REQUIREMENTS »
Go through the data below and gather each line containing "name".

MATERIAL FOR THE TASK »
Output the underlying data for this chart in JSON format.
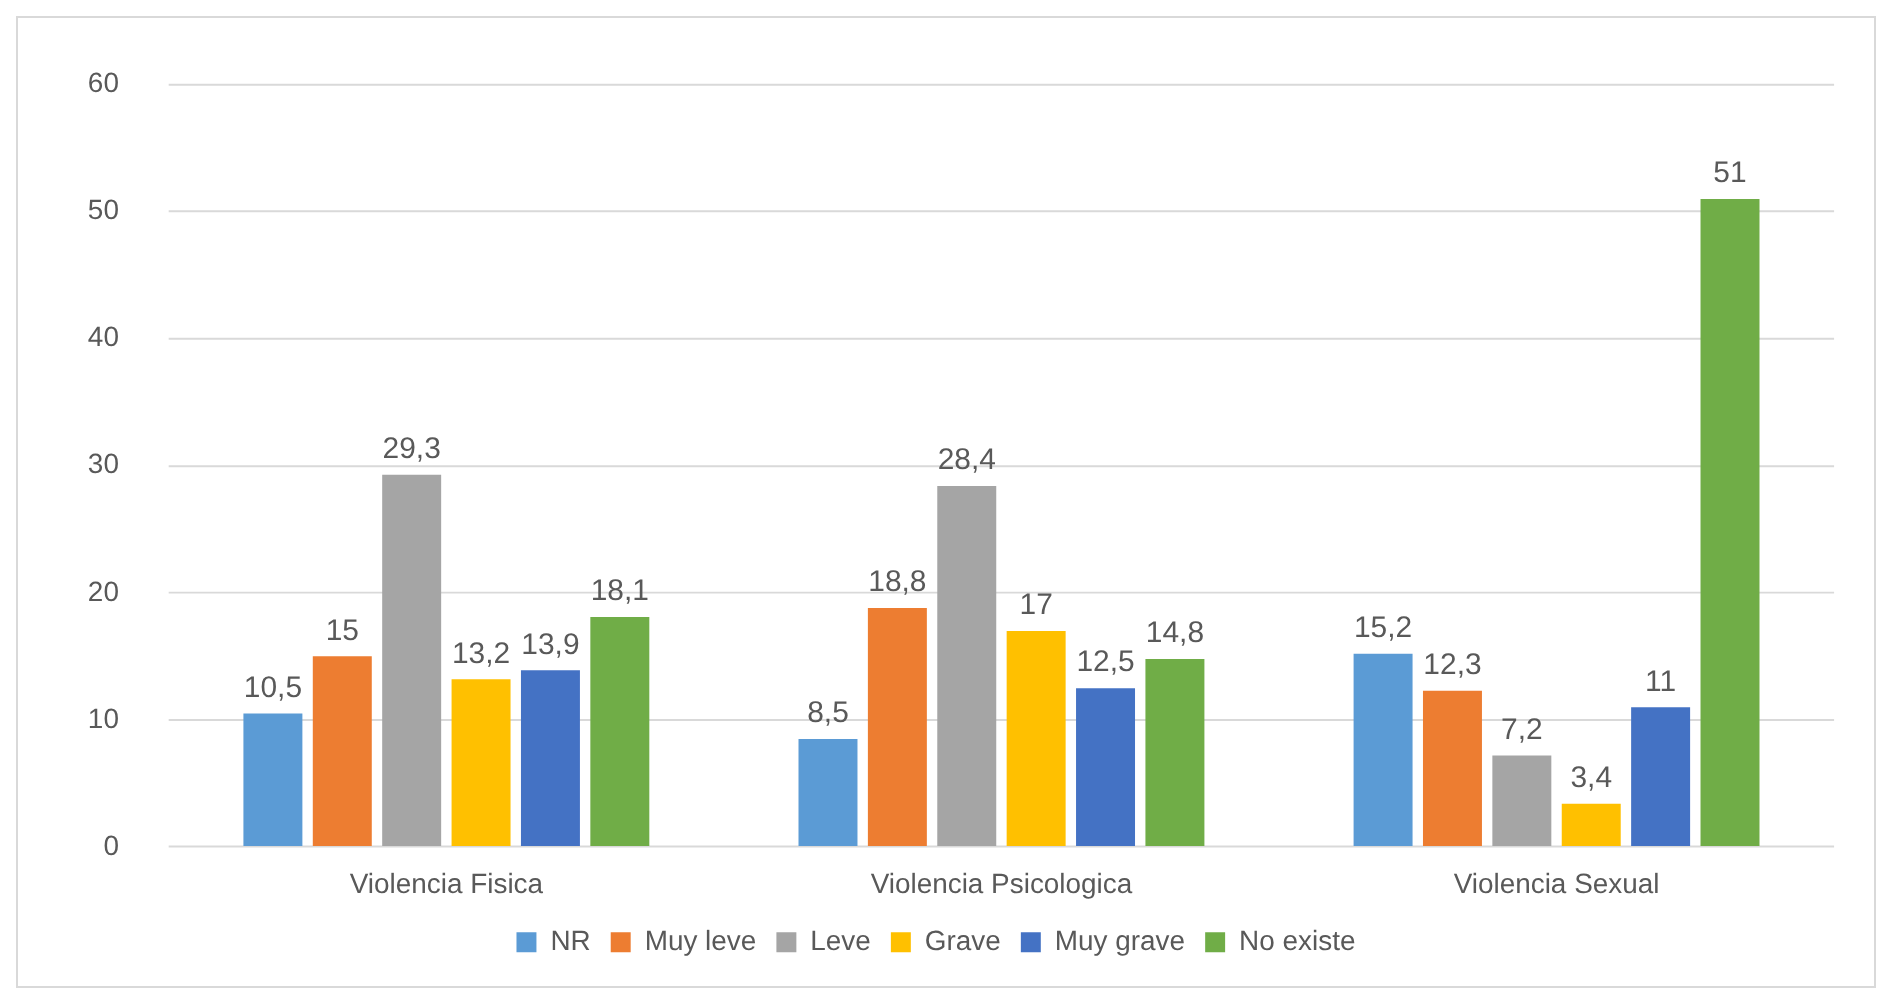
{
  "chart_data": {
    "type": "bar",
    "categories": [
      "Violencia Fisica",
      "Violencia Psicologica",
      "Violencia Sexual"
    ],
    "series": [
      {
        "name": "NR",
        "color": "#5b9bd5",
        "values": [
          10.5,
          8.5,
          15.2
        ],
        "value_labels": [
          "10,5",
          "8,5",
          "15,2"
        ]
      },
      {
        "name": "Muy leve",
        "color": "#ed7d31",
        "values": [
          15,
          18.8,
          12.3
        ],
        "value_labels": [
          "15",
          "18,8",
          "12,3"
        ]
      },
      {
        "name": "Leve",
        "color": "#a5a5a5",
        "values": [
          29.3,
          28.4,
          7.2
        ],
        "value_labels": [
          "29,3",
          "28,4",
          "7,2"
        ]
      },
      {
        "name": "Grave",
        "color": "#ffc000",
        "values": [
          13.2,
          17,
          3.4
        ],
        "value_labels": [
          "13,2",
          "17",
          "3,4"
        ]
      },
      {
        "name": "Muy grave",
        "color": "#4472c4",
        "values": [
          13.9,
          12.5,
          11
        ],
        "value_labels": [
          "13,9",
          "12,5",
          "11"
        ]
      },
      {
        "name": "No existe",
        "color": "#70ad47",
        "values": [
          18.1,
          14.8,
          51
        ],
        "value_labels": [
          "18,1",
          "14,8",
          "51"
        ]
      }
    ],
    "ylim": [
      0,
      60
    ],
    "yticks": [
      0,
      10,
      20,
      30,
      40,
      50,
      60
    ],
    "grid": "y",
    "legend": "bottom"
  }
}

EXPECTED OUTPUT »
        "name": "NR",
        "name": "Muy leve",
        "name": "Leve",
        "name": "Grave",
        "name": "Muy grave",
        "name": "No existe",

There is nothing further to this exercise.